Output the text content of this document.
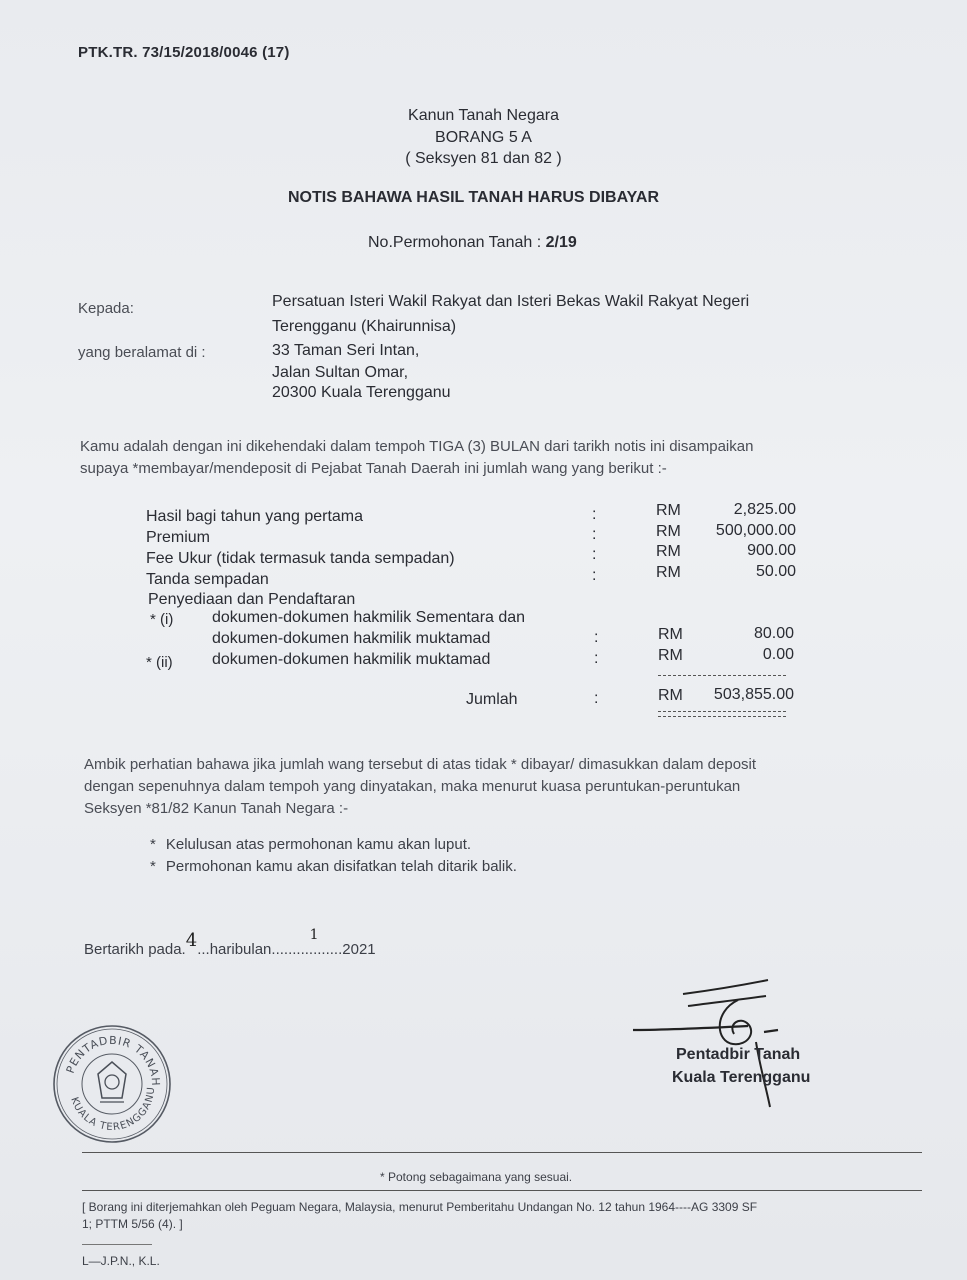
PTK.TR. 73/15/2018/0046 (17)
Kanun Tanah Negara
BORANG 5 A
( Seksyen 81 dan 82 )
NOTIS BAHAWA HASIL TANAH HARUS DIBAYAR
No.Permohonan Tanah : 2/19
Kepada:	Persatuan Isteri Wakil Rakyat dan Isteri Bekas Wakil Rakyat Negeri
Terengganu (Khairunnisa)
yang beralamat di :	33 Taman Seri Intan,
Jalan Sultan Omar,
20300 Kuala Terengganu
Kamu adalah dengan ini dikehendaki dalam tempoh TIGA (3) BULAN dari tarikh notis ini disampaikan
supaya *membayar/mendeposit di Pejabat Tanah Daerah ini jumlah wang yang berikut :-
Hasil bagi tahun yang pertama	:	RM	2,825.00
Premium	:	RM	500,000.00
Fee Ukur (tidak termasuk tanda sempadan)	:	RM	900.00
Tanda sempadan	:	RM	50.00
Penyediaan dan Pendaftaran
* (i) dokumen-dokumen hakmilik Sementara dan
dokumen-dokumen hakmilik muktamad	:	RM	80.00
* (ii) dokumen-dokumen hakmilik muktamad	:	RM	0.00
Jumlah	:	RM	503,855.00
Ambik perhatian bahawa jika jumlah wang tersebut di atas tidak * dibayar/ dimasukkan dalam deposit
dengan sepenuhnya dalam tempoh yang dinyatakan, maka menurut kuasa peruntukan-peruntukan
Seksyen *81/82 Kanun Tanah Negara :-
* Kelulusan atas permohonan kamu akan luput.
* Permohonan kamu akan disifatkan telah ditarik balik.
Bertarikh pada.4...haribulan...........
1
......2021
Pentadbir Tanah
Kuala Terengganu
PENTADBIR TANAH
KUALA TERENGGANU
* Potong sebagaimana yang sesuai.
[ Borang ini diterjemahkan oleh Peguam Negara, Malaysia, menurut Pemberitahu Undangan No. 12 tahun 1964----AG 3309 SF
1; PTTM 5/56 (4). ]
L—J.P.N., K.L.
::::::
§ Stated task:
Transcribe the records word for word and include no pictures.

§ Solved problem:
Output the text content of this document.
PTK.TR. 73/15/2018/0046 (17)
Kanun Tanah Negara
BORANG 5 A
( Seksyen 81 dan 82 )
NOTIS BAHAWA HASIL TANAH HARUS DIBAYAR
No.Permohonan Tanah : 2/19
Kepada:	Persatuan Isteri Wakil Rakyat dan Isteri Bekas Wakil Rakyat Negeri
Terengganu (Khairunnisa)
yang beralamat di :	33 Taman Seri Intan,
Jalan Sultan Omar,
20300 Kuala Terengganu
Kamu adalah dengan ini dikehendaki dalam tempoh TIGA (3) BULAN dari tarikh notis ini disampaikan
supaya *membayar/mendeposit di Pejabat Tanah Daerah ini jumlah wang yang berikut :-
Hasil bagi tahun yang pertama	:	RM	2,825.00
Premium	:	RM	500,000.00
Fee Ukur (tidak termasuk tanda sempadan)	:	RM	900.00
Tanda sempadan	:	RM	50.00
Penyediaan dan Pendaftaran
* (i) dokumen-dokumen hakmilik Sementara dan
dokumen-dokumen hakmilik muktamad	:	RM	80.00
* (ii) dokumen-dokumen hakmilik muktamad	:	RM	0.00
Jumlah	:	RM	503,855.00
Ambik perhatian bahawa jika jumlah wang tersebut di atas tidak * dibayar/ dimasukkan dalam deposit
dengan sepenuhnya dalam tempoh yang dinyatakan, maka menurut kuasa peruntukan-peruntukan
Seksyen *81/82 Kanun Tanah Negara :-
* Kelulusan atas permohonan kamu akan luput.
* Permohonan kamu akan disifatkan telah ditarik balik.
Bertarikh pada.4...haribulan...........
1
......2021
Pentadbir Tanah
Kuala Terengganu
PENTADBIR TANAH
KUALA TERENGGANU
* Potong sebagaimana yang sesuai.
[ Borang ini diterjemahkan oleh Peguam Negara, Malaysia, menurut Pemberitahu Undangan No. 12 tahun 1964----AG 3309 SF
1; PTTM 5/56 (4). ]
L—J.P.N., K.L.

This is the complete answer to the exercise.